Write out the listing in full, matching it word for word.
Start of Source records
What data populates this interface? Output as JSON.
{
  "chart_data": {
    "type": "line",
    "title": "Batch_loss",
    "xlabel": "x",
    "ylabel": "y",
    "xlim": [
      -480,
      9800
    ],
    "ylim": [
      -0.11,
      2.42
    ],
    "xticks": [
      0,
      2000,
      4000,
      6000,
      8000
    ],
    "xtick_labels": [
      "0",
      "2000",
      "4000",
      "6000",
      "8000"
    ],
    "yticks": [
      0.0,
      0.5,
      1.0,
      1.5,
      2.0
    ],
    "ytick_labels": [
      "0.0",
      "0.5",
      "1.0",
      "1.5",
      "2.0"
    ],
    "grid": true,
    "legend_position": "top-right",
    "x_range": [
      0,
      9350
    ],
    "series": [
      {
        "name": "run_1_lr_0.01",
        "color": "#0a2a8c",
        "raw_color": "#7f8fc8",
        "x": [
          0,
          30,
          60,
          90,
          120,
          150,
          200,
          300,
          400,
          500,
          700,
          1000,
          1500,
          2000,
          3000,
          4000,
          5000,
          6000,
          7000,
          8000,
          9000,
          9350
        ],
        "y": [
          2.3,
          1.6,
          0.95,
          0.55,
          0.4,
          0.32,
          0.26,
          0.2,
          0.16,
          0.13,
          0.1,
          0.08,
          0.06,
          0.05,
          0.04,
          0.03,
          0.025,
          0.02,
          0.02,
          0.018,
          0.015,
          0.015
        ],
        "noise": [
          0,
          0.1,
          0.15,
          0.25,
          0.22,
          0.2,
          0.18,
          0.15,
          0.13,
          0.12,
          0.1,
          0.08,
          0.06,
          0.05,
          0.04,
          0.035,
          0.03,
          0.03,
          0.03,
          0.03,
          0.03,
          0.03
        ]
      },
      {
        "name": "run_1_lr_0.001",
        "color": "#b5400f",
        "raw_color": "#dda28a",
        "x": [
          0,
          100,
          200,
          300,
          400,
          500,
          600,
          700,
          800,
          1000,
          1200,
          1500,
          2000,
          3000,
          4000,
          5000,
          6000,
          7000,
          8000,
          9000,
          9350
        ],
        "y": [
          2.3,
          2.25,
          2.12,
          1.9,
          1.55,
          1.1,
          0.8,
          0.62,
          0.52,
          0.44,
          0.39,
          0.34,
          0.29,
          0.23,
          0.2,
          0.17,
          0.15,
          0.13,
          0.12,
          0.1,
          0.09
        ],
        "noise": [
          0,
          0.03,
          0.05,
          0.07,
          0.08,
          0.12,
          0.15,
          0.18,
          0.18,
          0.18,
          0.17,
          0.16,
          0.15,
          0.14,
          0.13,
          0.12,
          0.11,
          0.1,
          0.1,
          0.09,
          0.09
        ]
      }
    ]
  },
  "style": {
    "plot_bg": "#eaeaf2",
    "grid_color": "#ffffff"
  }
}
End of Source records
Response for this exercise -
What data populates this interface? Output as JSON.
{
  "chart_data": {
    "type": "line",
    "title": "Batch_loss",
    "xlabel": "x",
    "ylabel": "y",
    "xlim": [
      -480,
      9800
    ],
    "ylim": [
      -0.11,
      2.42
    ],
    "xticks": [
      0,
      2000,
      4000,
      6000,
      8000
    ],
    "xtick_labels": [
      "0",
      "2000",
      "4000",
      "6000",
      "8000"
    ],
    "yticks": [
      0.0,
      0.5,
      1.0,
      1.5,
      2.0
    ],
    "ytick_labels": [
      "0.0",
      "0.5",
      "1.0",
      "1.5",
      "2.0"
    ],
    "grid": true,
    "legend_position": "top-right",
    "x_range": [
      0,
      9350
    ],
    "series": [
      {
        "name": "run_1_lr_0.01",
        "color": "#0a2a8c",
        "raw_color": "#7f8fc8",
        "x": [
          0,
          30,
          60,
          90,
          120,
          150,
          200,
          300,
          400,
          500,
          700,
          1000,
          1500,
          2000,
          3000,
          4000,
          5000,
          6000,
          7000,
          8000,
          9000,
          9350
        ],
        "y": [
          2.3,
          1.6,
          0.95,
          0.55,
          0.4,
          0.32,
          0.26,
          0.2,
          0.16,
          0.13,
          0.1,
          0.08,
          0.06,
          0.05,
          0.04,
          0.03,
          0.025,
          0.02,
          0.02,
          0.018,
          0.015,
          0.015
        ],
        "noise": [
          0,
          0.1,
          0.15,
          0.25,
          0.22,
          0.2,
          0.18,
          0.15,
          0.13,
          0.12,
          0.1,
          0.08,
          0.06,
          0.05,
          0.04,
          0.035,
          0.03,
          0.03,
          0.03,
          0.03,
          0.03,
          0.03
        ]
      },
      {
        "name": "run_1_lr_0.001",
        "color": "#b5400f",
        "raw_color": "#dda28a",
        "x": [
          0,
          100,
          200,
          300,
          400,
          500,
          600,
          700,
          800,
          1000,
          1200,
          1500,
          2000,
          3000,
          4000,
          5000,
          6000,
          7000,
          8000,
          9000,
          9350
        ],
        "y": [
          2.3,
          2.25,
          2.12,
          1.9,
          1.55,
          1.1,
          0.8,
          0.62,
          0.52,
          0.44,
          0.39,
          0.34,
          0.29,
          0.23,
          0.2,
          0.17,
          0.15,
          0.13,
          0.12,
          0.1,
          0.09
        ],
        "noise": [
          0,
          0.03,
          0.05,
          0.07,
          0.08,
          0.12,
          0.15,
          0.18,
          0.18,
          0.18,
          0.17,
          0.16,
          0.15,
          0.14,
          0.13,
          0.12,
          0.11,
          0.1,
          0.1,
          0.09,
          0.09
        ]
      }
    ]
  },
  "style": {
    "plot_bg": "#eaeaf2",
    "grid_color": "#ffffff"
  }
}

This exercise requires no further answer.